● Problem:
Gather from the material every line that contains the string "open".

● Data for this task:

----------------

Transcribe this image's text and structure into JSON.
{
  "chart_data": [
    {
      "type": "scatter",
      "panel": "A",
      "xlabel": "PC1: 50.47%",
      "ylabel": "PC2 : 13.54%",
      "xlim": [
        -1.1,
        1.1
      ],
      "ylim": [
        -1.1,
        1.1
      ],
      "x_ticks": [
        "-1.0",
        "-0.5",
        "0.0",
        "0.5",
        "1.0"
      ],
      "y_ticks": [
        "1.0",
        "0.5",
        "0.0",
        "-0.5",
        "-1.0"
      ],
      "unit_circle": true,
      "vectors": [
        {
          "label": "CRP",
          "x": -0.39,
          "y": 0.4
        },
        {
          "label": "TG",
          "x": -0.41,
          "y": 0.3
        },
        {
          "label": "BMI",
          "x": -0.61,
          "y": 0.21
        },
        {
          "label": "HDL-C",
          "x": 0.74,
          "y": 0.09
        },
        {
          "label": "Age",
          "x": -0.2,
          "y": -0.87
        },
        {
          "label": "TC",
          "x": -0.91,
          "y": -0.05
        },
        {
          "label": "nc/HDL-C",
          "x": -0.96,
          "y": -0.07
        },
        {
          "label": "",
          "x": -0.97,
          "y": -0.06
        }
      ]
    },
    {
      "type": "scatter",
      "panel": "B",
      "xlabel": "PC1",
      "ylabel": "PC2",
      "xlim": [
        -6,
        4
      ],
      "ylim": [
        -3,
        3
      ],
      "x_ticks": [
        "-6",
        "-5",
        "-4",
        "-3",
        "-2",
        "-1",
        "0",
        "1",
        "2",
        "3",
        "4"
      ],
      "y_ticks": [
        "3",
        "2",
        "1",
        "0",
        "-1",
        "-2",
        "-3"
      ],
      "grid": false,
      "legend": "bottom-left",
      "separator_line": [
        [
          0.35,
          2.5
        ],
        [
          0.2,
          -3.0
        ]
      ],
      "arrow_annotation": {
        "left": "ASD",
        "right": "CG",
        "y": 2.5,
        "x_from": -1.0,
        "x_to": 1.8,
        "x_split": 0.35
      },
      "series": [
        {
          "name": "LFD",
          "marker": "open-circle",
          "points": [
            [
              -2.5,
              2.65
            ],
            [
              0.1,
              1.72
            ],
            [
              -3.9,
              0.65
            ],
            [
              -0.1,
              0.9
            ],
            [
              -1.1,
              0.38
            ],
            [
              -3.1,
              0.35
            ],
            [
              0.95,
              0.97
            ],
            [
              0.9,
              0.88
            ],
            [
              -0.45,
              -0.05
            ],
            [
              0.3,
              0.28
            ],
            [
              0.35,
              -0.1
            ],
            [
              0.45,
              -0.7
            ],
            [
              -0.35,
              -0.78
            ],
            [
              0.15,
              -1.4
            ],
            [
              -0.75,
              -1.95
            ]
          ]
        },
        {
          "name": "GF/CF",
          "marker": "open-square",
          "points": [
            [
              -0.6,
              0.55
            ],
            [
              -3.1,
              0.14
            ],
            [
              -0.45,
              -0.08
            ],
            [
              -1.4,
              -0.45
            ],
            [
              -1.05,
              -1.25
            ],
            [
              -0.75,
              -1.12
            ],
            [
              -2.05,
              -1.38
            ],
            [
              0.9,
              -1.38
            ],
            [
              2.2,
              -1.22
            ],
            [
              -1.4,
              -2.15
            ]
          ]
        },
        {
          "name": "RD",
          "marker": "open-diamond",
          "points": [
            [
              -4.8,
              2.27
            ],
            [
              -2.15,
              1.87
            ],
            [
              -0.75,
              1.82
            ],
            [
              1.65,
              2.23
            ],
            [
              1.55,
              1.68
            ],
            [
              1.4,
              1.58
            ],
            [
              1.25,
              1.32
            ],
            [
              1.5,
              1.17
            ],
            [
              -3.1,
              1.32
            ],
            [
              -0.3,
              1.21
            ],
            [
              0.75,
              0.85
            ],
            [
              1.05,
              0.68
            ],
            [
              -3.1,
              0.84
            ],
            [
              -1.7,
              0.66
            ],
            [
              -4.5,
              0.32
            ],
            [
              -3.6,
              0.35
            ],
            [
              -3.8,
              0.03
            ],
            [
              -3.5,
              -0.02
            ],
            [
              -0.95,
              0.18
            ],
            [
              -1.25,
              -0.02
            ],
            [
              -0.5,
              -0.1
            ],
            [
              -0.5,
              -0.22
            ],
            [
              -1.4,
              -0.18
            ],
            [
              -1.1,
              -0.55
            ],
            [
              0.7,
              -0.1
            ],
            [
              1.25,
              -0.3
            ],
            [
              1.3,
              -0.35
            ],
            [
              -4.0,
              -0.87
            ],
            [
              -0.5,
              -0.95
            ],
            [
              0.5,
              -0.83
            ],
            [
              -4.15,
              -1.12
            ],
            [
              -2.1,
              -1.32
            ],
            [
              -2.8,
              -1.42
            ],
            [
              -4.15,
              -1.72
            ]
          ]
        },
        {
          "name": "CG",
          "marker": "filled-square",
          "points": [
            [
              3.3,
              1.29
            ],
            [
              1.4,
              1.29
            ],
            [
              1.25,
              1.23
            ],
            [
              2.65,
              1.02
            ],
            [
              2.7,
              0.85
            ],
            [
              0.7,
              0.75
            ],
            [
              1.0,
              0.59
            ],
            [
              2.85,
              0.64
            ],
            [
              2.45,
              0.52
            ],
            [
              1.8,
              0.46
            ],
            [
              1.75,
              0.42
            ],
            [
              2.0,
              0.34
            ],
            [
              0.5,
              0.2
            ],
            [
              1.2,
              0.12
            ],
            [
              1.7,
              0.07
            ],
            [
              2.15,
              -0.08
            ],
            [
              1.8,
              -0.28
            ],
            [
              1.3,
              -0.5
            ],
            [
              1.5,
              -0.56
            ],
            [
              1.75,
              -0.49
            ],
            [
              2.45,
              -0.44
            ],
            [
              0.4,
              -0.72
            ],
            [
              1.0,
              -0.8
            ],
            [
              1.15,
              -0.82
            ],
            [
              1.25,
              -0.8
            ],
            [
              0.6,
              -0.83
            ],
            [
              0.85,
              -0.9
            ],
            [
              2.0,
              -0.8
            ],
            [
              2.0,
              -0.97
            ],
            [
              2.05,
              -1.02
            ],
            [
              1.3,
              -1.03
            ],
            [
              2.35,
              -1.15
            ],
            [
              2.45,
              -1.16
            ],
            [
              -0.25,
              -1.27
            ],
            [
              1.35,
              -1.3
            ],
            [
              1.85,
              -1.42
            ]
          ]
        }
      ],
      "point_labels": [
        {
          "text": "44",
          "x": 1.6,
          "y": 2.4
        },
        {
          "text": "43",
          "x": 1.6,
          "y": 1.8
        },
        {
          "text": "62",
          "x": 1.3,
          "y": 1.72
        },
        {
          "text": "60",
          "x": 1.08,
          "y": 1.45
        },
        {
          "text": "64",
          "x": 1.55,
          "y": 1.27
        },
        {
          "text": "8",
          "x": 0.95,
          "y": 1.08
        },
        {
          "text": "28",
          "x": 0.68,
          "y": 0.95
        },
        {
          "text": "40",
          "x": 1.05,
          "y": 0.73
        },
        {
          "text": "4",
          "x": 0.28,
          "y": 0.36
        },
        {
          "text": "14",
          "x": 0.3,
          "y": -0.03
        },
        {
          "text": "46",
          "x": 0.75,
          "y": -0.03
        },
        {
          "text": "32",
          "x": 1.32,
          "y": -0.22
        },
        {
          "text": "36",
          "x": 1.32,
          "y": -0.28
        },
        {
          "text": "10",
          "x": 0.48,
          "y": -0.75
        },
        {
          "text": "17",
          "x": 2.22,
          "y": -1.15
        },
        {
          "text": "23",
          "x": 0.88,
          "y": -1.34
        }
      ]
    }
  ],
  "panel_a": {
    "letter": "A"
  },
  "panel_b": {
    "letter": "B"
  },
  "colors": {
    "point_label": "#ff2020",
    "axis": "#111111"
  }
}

----------------

● Answer:
          "marker": "open-circle",
          "marker": "open-square",
          "marker": "open-diamond",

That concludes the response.